### PROBLEM
Write the data out again in full, with no departure from the original.

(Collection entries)
::::
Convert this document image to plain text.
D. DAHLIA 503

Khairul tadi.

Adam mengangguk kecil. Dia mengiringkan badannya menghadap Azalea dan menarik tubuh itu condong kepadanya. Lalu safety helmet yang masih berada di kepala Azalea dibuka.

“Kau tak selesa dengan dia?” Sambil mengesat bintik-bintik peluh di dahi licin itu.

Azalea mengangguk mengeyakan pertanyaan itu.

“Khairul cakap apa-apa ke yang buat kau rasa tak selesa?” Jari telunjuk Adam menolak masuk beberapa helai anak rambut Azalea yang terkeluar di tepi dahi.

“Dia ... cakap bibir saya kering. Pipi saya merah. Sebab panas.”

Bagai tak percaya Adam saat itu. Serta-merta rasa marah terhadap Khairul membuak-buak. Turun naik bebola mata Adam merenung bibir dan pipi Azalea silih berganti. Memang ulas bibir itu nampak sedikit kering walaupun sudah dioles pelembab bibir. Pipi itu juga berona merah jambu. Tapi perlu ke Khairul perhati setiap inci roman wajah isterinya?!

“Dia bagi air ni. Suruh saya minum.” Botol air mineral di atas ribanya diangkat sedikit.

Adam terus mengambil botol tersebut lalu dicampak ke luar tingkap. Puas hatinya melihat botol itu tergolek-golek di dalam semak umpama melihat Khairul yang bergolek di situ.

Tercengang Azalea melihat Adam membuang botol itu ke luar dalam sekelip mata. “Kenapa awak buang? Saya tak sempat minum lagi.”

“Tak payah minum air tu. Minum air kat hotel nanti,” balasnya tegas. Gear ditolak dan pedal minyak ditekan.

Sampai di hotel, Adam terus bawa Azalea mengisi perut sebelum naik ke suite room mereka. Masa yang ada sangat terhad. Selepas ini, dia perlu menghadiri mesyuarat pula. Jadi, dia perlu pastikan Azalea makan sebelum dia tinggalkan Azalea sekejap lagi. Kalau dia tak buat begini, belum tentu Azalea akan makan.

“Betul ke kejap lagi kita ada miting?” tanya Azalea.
::::
### TASK OUTPUT
Convert this document image to plain text.
D. DAHLIA 503

Khairul tadi.

Adam mengangguk kecil. Dia mengiringkan badannya menghadap Azalea dan menarik tubuh itu condong kepadanya. Lalu safety helmet yang masih berada di kepala Azalea dibuka.

“Kau tak selesa dengan dia?” Sambil mengesat bintik-bintik peluh di dahi licin itu.

Azalea mengangguk mengeyakan pertanyaan itu.

“Khairul cakap apa-apa ke yang buat kau rasa tak selesa?” Jari telunjuk Adam menolak masuk beberapa helai anak rambut Azalea yang terkeluar di tepi dahi.

“Dia ... cakap bibir saya kering. Pipi saya merah. Sebab panas.”

Bagai tak percaya Adam saat itu. Serta-merta rasa marah terhadap Khairul membuak-buak. Turun naik bebola mata Adam merenung bibir dan pipi Azalea silih berganti. Memang ulas bibir itu nampak sedikit kering walaupun sudah dioles pelembab bibir. Pipi itu juga berona merah jambu. Tapi perlu ke Khairul perhati setiap inci roman wajah isterinya?!

“Dia bagi air ni. Suruh saya minum.” Botol air mineral di atas ribanya diangkat sedikit.

Adam terus mengambil botol tersebut lalu dicampak ke luar tingkap. Puas hatinya melihat botol itu tergolek-golek di dalam semak umpama melihat Khairul yang bergolek di situ.

Tercengang Azalea melihat Adam membuang botol itu ke luar dalam sekelip mata. “Kenapa awak buang? Saya tak sempat minum lagi.”

“Tak payah minum air tu. Minum air kat hotel nanti,” balasnya tegas. Gear ditolak dan pedal minyak ditekan.

Sampai di hotel, Adam terus bawa Azalea mengisi perut sebelum naik ke suite room mereka. Masa yang ada sangat terhad. Selepas ini, dia perlu menghadiri mesyuarat pula. Jadi, dia perlu pastikan Azalea makan sebelum dia tinggalkan Azalea sekejap lagi. Kalau dia tak buat begini, belum tentu Azalea akan makan.

“Betul ke kejap lagi kita ada miting?” tanya Azalea.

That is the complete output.